[start of DATASET RECORDS]

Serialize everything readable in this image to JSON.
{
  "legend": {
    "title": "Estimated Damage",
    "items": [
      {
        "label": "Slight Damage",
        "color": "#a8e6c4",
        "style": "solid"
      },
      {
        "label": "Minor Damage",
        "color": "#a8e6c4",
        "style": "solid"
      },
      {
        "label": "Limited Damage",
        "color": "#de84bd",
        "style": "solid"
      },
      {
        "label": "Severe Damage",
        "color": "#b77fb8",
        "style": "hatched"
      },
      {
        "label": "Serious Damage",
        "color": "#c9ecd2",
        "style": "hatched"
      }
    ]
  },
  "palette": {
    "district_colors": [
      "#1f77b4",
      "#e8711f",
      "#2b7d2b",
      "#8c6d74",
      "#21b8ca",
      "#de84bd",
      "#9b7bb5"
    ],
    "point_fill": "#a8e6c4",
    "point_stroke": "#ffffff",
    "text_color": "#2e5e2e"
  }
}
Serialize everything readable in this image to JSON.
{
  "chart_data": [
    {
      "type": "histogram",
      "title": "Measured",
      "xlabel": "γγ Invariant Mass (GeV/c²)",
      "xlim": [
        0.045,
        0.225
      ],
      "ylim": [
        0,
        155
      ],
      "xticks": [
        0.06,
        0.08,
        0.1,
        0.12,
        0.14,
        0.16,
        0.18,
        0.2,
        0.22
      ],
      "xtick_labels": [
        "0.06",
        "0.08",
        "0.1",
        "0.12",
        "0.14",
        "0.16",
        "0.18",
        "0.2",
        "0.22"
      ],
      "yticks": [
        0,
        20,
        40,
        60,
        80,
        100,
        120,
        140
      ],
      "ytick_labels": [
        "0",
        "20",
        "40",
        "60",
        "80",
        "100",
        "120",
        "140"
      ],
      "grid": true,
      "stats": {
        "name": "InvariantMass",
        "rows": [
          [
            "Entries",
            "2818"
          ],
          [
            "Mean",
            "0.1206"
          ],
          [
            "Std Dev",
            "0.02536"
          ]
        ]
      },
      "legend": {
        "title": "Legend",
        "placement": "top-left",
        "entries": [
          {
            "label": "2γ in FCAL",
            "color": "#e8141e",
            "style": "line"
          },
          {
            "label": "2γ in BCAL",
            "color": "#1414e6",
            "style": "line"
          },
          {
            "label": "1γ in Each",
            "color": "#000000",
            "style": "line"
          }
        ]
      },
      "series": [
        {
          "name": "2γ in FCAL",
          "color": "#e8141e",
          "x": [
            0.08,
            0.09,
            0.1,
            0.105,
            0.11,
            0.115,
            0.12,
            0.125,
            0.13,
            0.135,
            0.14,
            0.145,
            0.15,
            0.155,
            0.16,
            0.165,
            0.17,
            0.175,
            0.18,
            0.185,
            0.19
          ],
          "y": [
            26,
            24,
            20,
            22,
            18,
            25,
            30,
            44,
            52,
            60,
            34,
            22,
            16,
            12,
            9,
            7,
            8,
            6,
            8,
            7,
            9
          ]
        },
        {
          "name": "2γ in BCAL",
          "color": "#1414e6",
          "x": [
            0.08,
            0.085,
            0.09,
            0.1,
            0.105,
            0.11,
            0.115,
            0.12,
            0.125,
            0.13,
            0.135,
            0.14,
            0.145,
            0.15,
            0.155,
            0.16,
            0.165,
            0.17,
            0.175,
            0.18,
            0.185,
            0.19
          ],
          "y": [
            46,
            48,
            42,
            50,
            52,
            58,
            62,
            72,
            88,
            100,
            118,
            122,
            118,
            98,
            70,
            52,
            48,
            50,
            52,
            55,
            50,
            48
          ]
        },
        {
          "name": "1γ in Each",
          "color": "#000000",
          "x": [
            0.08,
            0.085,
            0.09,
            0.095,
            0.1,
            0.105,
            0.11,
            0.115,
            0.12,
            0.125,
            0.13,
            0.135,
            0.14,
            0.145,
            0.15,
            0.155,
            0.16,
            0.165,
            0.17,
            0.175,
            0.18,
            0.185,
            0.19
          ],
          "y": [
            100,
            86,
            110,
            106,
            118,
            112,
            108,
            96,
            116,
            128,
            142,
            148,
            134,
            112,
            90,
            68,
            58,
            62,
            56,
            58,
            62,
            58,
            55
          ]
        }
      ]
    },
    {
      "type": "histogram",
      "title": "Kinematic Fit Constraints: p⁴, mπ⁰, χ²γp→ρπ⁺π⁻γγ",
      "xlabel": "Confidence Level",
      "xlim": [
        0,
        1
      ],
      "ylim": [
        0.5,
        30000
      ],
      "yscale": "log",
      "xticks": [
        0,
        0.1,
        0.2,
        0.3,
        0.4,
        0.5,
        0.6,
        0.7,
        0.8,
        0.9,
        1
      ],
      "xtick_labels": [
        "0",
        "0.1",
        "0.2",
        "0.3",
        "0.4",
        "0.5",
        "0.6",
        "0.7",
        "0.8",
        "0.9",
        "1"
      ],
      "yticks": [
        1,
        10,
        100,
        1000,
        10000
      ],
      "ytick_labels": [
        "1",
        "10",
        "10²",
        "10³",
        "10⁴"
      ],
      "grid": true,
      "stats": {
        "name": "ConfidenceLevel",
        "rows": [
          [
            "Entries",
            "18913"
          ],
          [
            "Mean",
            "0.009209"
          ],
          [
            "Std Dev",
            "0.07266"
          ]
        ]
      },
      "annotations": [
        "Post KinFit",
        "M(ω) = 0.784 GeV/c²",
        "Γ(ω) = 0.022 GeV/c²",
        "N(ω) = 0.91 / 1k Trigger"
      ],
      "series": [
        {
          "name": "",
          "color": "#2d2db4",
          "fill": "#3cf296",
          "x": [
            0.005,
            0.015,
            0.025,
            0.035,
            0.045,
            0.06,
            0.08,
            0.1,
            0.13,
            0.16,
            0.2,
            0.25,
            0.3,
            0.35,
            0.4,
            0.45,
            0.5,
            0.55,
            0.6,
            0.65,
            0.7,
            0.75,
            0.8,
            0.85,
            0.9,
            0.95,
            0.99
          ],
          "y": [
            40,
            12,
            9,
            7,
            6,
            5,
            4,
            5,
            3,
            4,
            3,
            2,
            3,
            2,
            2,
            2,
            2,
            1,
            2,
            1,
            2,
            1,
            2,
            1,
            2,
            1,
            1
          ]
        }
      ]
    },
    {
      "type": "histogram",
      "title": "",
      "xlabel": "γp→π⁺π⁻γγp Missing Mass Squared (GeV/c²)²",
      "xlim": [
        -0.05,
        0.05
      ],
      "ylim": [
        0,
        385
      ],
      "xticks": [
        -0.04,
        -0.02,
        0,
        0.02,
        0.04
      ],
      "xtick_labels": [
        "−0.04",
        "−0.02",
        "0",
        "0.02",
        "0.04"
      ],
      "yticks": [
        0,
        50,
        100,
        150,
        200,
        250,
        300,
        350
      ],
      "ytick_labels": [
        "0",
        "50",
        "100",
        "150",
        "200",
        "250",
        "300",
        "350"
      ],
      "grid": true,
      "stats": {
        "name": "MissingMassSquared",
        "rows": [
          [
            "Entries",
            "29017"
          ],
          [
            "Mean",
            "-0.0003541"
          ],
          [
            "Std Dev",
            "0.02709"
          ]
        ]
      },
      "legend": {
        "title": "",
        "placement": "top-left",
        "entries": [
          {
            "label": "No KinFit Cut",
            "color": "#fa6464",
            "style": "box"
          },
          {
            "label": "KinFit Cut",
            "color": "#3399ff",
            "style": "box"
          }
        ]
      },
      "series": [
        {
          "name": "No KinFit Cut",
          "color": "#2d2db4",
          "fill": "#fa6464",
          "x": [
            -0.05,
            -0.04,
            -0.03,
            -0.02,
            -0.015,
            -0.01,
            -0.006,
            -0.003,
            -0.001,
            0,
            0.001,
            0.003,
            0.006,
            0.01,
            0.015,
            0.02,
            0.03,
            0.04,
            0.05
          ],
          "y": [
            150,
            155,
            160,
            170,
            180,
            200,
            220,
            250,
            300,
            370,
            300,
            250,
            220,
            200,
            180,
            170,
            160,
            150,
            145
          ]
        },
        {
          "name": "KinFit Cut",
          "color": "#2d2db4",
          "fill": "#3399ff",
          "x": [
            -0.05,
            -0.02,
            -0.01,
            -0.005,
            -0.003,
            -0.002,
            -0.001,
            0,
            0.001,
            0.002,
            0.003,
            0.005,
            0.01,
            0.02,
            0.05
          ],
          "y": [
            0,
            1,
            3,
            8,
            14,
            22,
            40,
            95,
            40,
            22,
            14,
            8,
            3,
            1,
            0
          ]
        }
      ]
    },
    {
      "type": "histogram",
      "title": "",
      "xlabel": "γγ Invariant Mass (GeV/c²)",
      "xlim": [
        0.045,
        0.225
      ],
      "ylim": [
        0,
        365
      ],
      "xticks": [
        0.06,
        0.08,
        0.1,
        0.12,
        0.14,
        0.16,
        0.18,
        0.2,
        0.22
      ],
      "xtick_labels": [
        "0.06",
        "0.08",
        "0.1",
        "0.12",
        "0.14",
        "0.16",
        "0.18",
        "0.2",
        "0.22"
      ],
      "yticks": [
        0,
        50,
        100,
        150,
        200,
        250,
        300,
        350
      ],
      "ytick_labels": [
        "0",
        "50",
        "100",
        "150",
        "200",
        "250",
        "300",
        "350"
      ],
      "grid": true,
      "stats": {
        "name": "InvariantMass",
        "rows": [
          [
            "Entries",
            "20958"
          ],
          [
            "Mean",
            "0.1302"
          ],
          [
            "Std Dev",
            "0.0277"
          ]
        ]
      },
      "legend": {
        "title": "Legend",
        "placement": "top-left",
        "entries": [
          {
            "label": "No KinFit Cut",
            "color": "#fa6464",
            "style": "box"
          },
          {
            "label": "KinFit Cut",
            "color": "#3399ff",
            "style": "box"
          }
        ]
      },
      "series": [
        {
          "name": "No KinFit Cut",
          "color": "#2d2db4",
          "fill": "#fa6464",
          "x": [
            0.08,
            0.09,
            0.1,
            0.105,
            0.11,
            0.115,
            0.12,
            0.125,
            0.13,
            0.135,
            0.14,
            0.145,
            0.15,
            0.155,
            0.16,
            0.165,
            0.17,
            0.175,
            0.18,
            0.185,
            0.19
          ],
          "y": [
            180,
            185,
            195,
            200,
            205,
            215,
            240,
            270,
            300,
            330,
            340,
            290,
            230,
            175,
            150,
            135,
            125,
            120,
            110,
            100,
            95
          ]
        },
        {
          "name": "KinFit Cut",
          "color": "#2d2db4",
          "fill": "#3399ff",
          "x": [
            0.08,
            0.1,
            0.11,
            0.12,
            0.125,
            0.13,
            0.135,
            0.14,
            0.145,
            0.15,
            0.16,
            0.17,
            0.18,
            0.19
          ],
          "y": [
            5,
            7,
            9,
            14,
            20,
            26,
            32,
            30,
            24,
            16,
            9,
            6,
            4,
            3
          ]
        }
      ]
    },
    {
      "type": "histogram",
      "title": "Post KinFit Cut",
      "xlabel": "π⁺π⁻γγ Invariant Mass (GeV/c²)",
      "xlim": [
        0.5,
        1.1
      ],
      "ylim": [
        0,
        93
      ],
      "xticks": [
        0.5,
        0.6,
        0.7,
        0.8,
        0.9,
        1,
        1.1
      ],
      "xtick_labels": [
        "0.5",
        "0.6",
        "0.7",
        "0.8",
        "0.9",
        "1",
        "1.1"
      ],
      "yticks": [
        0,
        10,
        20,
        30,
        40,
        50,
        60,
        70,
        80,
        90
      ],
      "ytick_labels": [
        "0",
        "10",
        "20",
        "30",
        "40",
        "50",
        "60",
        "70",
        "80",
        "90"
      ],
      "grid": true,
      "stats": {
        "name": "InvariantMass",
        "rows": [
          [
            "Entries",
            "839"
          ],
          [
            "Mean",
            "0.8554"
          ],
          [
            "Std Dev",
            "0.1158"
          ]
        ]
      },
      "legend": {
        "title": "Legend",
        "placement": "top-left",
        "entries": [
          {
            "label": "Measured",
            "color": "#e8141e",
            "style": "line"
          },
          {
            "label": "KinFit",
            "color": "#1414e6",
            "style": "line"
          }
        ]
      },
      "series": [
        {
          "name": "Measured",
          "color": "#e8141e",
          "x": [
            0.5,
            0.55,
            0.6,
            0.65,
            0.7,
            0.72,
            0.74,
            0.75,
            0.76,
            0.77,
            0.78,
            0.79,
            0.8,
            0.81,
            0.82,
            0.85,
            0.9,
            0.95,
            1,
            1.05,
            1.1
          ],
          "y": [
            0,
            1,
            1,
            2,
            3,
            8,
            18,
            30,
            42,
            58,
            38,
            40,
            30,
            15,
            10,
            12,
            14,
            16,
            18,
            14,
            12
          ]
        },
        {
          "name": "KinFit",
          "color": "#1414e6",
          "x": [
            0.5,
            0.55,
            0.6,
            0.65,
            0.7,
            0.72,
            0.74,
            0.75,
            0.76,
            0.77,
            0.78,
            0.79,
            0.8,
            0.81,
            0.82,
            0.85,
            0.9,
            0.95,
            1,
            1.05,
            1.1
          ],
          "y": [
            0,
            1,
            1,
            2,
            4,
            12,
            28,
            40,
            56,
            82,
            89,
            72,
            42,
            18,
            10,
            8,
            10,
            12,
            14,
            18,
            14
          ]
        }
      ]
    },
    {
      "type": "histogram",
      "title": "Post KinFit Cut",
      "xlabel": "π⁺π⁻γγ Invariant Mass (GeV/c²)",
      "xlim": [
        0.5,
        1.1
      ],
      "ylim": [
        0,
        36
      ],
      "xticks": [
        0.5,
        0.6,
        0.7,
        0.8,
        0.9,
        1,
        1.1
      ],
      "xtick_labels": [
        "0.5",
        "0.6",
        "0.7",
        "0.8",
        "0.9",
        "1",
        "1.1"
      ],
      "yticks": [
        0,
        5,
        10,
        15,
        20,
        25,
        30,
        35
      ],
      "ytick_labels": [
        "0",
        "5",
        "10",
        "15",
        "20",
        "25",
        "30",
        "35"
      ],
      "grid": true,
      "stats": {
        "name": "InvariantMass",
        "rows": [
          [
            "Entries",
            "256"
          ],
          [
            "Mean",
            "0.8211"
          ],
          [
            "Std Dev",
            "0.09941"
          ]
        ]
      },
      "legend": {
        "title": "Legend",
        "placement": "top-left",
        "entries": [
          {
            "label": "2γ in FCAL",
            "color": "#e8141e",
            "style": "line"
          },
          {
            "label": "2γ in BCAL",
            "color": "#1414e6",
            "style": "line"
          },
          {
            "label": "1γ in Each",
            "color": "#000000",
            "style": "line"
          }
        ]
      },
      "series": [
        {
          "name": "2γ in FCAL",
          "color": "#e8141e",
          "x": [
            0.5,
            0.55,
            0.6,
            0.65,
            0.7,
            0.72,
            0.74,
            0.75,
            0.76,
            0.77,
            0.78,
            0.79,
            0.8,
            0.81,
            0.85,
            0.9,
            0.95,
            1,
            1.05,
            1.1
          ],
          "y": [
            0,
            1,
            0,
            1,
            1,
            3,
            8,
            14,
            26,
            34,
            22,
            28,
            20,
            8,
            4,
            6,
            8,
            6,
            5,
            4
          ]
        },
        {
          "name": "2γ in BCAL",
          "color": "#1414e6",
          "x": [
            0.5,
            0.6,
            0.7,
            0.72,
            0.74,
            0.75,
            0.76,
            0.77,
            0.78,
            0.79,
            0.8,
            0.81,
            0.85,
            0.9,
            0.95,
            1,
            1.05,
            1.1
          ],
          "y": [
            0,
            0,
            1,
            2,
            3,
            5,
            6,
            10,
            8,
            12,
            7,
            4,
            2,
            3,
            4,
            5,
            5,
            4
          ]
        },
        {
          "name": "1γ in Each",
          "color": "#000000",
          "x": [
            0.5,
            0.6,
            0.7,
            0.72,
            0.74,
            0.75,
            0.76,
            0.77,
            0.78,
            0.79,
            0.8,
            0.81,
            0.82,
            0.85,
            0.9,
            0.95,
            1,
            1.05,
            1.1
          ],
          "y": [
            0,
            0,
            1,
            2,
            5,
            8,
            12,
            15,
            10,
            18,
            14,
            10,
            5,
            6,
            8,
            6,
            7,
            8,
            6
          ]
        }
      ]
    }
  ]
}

[end of DATASET RECORDS]

**WHAT YOU ARE ASKED TO DO**. Find all the lines containing "Damage" in the material, then copy them.

**SOLUTION TO THIS EXERCISE**.
    "title": "Estimated Damage",
        "label": "Slight Damage",
        "label": "Minor Damage",
        "label": "Limited Damage",
        "label": "Severe Damage",
        "label": "Serious Damage",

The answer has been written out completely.